◆ **BRIEF**: Return the whole listing, keeping every character the same.

◆ **SOURCE RECORDS**:
■ ■ ■

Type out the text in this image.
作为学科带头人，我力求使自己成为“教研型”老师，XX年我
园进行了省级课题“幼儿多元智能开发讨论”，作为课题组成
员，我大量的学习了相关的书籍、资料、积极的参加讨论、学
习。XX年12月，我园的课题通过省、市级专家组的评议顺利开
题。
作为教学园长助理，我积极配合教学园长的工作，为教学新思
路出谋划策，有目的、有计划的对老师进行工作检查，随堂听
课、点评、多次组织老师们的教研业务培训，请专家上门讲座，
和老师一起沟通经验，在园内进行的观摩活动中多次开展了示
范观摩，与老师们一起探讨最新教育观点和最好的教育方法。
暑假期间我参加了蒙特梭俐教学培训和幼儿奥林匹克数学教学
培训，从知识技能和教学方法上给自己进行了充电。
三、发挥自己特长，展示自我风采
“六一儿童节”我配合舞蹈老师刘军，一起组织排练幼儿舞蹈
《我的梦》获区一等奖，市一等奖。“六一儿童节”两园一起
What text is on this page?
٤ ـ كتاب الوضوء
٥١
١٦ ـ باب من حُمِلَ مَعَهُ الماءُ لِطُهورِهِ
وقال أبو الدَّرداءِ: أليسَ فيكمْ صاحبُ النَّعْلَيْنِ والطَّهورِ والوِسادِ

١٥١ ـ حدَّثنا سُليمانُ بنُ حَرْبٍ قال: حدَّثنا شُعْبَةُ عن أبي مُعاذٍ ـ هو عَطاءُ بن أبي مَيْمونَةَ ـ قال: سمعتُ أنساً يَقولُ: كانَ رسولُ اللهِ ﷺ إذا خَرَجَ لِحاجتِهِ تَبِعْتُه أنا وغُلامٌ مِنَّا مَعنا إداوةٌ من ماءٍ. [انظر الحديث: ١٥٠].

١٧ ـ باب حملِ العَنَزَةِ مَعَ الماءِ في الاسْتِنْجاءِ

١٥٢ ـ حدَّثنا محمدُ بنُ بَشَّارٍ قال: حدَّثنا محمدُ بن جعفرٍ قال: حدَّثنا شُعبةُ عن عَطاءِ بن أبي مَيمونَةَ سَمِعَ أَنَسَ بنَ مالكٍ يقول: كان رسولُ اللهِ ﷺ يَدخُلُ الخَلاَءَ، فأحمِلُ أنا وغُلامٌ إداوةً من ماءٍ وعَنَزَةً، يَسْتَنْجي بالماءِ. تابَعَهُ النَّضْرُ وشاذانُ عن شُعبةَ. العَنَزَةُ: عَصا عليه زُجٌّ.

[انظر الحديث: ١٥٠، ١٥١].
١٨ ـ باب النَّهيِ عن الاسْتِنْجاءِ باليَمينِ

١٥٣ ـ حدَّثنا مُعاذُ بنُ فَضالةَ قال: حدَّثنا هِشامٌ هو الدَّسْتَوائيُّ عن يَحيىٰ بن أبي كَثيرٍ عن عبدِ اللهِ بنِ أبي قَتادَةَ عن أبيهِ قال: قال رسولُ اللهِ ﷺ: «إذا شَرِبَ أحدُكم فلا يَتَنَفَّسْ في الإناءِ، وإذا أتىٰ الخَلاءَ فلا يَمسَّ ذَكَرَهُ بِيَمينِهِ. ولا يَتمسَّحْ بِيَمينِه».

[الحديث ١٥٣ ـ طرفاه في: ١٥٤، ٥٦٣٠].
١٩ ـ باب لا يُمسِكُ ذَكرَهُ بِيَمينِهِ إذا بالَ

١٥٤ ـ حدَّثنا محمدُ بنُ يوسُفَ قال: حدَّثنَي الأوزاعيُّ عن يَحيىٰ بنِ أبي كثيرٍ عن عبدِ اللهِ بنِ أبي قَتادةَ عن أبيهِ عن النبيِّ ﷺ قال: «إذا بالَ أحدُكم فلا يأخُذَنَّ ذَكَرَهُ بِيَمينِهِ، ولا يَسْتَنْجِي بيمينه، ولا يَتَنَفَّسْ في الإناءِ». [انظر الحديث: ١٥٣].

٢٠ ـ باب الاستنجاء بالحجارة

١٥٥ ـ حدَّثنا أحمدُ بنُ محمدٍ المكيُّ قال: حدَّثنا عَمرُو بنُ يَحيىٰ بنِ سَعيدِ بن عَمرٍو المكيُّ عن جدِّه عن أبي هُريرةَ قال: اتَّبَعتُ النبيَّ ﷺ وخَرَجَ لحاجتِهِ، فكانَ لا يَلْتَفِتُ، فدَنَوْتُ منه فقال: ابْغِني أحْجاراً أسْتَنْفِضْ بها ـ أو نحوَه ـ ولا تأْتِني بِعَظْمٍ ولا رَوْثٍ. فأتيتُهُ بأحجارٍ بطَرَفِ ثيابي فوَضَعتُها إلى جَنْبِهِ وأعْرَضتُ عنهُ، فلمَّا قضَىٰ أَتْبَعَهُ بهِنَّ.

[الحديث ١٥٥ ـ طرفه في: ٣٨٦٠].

■ ■ ■

◆ **THE OUTPUT**:
Type out the text in this image.
作为学科带头人，我力求使自己成为“教研型”老师，XX年我
园进行了省级课题“幼儿多元智能开发讨论”，作为课题组成
员，我大量的学习了相关的书籍、资料、积极的参加讨论、学
习。XX年12月，我园的课题通过省、市级专家组的评议顺利开
题。
作为教学园长助理，我积极配合教学园长的工作，为教学新思
路出谋划策，有目的、有计划的对老师进行工作检查，随堂听
课、点评、多次组织老师们的教研业务培训，请专家上门讲座，
和老师一起沟通经验，在园内进行的观摩活动中多次开展了示
范观摩，与老师们一起探讨最新教育观点和最好的教育方法。
暑假期间我参加了蒙特梭俐教学培训和幼儿奥林匹克数学教学
培训，从知识技能和教学方法上给自己进行了充电。
三、发挥自己特长，展示自我风采
“六一儿童节”我配合舞蹈老师刘军，一起组织排练幼儿舞蹈
《我的梦》获区一等奖，市一等奖。“六一儿童节”两园一起
What text is on this page?
٤ ـ كتاب الوضوء
٥١
١٦ ـ باب من حُمِلَ مَعَهُ الماءُ لِطُهورِهِ
وقال أبو الدَّرداءِ: أليسَ فيكمْ صاحبُ النَّعْلَيْنِ والطَّهورِ والوِسادِ

١٥١ ـ حدَّثنا سُليمانُ بنُ حَرْبٍ قال: حدَّثنا شُعْبَةُ عن أبي مُعاذٍ ـ هو عَطاءُ بن أبي مَيْمونَةَ ـ قال: سمعتُ أنساً يَقولُ: كانَ رسولُ اللهِ ﷺ إذا خَرَجَ لِحاجتِهِ تَبِعْتُه أنا وغُلامٌ مِنَّا مَعنا إداوةٌ من ماءٍ. [انظر الحديث: ١٥٠].

١٧ ـ باب حملِ العَنَزَةِ مَعَ الماءِ في الاسْتِنْجاءِ

١٥٢ ـ حدَّثنا محمدُ بنُ بَشَّارٍ قال: حدَّثنا محمدُ بن جعفرٍ قال: حدَّثنا شُعبةُ عن عَطاءِ بن أبي مَيمونَةَ سَمِعَ أَنَسَ بنَ مالكٍ يقول: كان رسولُ اللهِ ﷺ يَدخُلُ الخَلاَءَ، فأحمِلُ أنا وغُلامٌ إداوةً من ماءٍ وعَنَزَةً، يَسْتَنْجي بالماءِ. تابَعَهُ النَّضْرُ وشاذانُ عن شُعبةَ. العَنَزَةُ: عَصا عليه زُجٌّ.

[انظر الحديث: ١٥٠، ١٥١].
١٨ ـ باب النَّهيِ عن الاسْتِنْجاءِ باليَمينِ

١٥٣ ـ حدَّثنا مُعاذُ بنُ فَضالةَ قال: حدَّثنا هِشامٌ هو الدَّسْتَوائيُّ عن يَحيىٰ بن أبي كَثيرٍ عن عبدِ اللهِ بنِ أبي قَتادَةَ عن أبيهِ قال: قال رسولُ اللهِ ﷺ: «إذا شَرِبَ أحدُكم فلا يَتَنَفَّسْ في الإناءِ، وإذا أتىٰ الخَلاءَ فلا يَمسَّ ذَكَرَهُ بِيَمينِهِ. ولا يَتمسَّحْ بِيَمينِه».

[الحديث ١٥٣ ـ طرفاه في: ١٥٤، ٥٦٣٠].
١٩ ـ باب لا يُمسِكُ ذَكرَهُ بِيَمينِهِ إذا بالَ

١٥٤ ـ حدَّثنا محمدُ بنُ يوسُفَ قال: حدَّثنَي الأوزاعيُّ عن يَحيىٰ بنِ أبي كثيرٍ عن عبدِ اللهِ بنِ أبي قَتادةَ عن أبيهِ عن النبيِّ ﷺ قال: «إذا بالَ أحدُكم فلا يأخُذَنَّ ذَكَرَهُ بِيَمينِهِ، ولا يَسْتَنْجِي بيمينه، ولا يَتَنَفَّسْ في الإناءِ». [انظر الحديث: ١٥٣].

٢٠ ـ باب الاستنجاء بالحجارة

١٥٥ ـ حدَّثنا أحمدُ بنُ محمدٍ المكيُّ قال: حدَّثنا عَمرُو بنُ يَحيىٰ بنِ سَعيدِ بن عَمرٍو المكيُّ عن جدِّه عن أبي هُريرةَ قال: اتَّبَعتُ النبيَّ ﷺ وخَرَجَ لحاجتِهِ، فكانَ لا يَلْتَفِتُ، فدَنَوْتُ منه فقال: ابْغِني أحْجاراً أسْتَنْفِضْ بها ـ أو نحوَه ـ ولا تأْتِني بِعَظْمٍ ولا رَوْثٍ. فأتيتُهُ بأحجارٍ بطَرَفِ ثيابي فوَضَعتُها إلى جَنْبِهِ وأعْرَضتُ عنهُ، فلمَّا قضَىٰ أَتْبَعَهُ بهِنَّ.

[الحديث ١٥٥ ـ طرفه في: ٣٨٦٠].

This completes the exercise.